Check every line of the data below for the string "marketing", and copy the ones that hold it.

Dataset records
★ ★ ★ ★ ★ ★ ★
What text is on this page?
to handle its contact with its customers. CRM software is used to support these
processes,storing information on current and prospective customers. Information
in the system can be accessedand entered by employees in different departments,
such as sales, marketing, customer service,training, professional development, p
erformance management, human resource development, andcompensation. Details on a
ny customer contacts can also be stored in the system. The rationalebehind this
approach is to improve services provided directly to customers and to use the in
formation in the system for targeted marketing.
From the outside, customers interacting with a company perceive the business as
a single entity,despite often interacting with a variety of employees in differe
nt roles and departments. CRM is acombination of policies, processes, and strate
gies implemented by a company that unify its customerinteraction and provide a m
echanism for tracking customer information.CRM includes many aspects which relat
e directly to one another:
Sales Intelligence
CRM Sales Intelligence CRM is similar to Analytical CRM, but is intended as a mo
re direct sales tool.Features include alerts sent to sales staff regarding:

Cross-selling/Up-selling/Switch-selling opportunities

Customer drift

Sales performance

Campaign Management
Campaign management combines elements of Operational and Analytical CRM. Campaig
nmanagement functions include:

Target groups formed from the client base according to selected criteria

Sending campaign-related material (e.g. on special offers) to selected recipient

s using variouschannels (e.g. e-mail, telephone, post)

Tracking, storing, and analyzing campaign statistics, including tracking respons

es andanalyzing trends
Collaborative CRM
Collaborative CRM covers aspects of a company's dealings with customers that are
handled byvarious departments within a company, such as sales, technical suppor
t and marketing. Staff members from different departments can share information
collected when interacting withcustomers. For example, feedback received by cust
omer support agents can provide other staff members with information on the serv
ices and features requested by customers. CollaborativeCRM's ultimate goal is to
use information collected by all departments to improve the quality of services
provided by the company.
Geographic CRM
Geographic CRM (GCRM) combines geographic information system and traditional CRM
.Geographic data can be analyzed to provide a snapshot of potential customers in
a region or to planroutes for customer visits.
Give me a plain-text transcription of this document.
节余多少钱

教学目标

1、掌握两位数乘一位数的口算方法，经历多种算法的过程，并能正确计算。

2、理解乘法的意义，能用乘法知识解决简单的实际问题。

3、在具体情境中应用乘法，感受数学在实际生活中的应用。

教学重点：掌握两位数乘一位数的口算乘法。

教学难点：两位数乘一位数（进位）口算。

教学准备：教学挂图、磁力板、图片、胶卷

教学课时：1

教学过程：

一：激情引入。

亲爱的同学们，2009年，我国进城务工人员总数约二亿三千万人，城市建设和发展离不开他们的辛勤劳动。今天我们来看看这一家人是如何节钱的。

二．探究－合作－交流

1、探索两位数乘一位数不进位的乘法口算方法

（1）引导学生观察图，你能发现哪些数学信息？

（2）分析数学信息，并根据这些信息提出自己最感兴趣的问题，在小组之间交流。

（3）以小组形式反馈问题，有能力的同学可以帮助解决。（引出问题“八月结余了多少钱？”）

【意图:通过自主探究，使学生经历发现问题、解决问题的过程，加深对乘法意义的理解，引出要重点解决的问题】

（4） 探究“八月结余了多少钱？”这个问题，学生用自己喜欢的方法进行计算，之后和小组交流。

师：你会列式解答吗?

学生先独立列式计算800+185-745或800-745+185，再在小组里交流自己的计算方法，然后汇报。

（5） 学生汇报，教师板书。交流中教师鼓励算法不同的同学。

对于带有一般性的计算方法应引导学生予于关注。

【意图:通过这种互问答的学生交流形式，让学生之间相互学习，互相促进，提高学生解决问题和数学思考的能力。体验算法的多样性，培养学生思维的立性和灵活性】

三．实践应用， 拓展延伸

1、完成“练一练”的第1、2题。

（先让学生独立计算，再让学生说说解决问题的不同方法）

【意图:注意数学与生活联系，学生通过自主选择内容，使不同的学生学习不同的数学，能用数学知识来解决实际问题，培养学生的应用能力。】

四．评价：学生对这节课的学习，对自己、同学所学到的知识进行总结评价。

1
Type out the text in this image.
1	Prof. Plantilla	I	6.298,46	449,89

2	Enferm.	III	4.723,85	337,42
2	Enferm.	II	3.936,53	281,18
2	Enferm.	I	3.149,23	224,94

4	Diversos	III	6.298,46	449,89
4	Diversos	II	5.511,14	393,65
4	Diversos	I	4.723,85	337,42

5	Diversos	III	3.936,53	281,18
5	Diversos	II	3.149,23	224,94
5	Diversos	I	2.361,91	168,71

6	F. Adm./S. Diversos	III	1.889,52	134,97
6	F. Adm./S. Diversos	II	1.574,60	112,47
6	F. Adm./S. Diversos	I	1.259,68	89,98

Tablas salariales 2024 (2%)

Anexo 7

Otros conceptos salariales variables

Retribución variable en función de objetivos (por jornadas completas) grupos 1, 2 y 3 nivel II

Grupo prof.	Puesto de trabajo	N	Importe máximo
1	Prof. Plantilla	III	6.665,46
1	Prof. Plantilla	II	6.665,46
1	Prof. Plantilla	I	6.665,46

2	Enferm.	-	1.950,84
★ ★ ★ ★ ★ ★ ★
## Solution
such as sales, marketing, customer service,training, professional development, p
formation in the system for targeted marketing.
t and marketing. Staff members from different departments can share information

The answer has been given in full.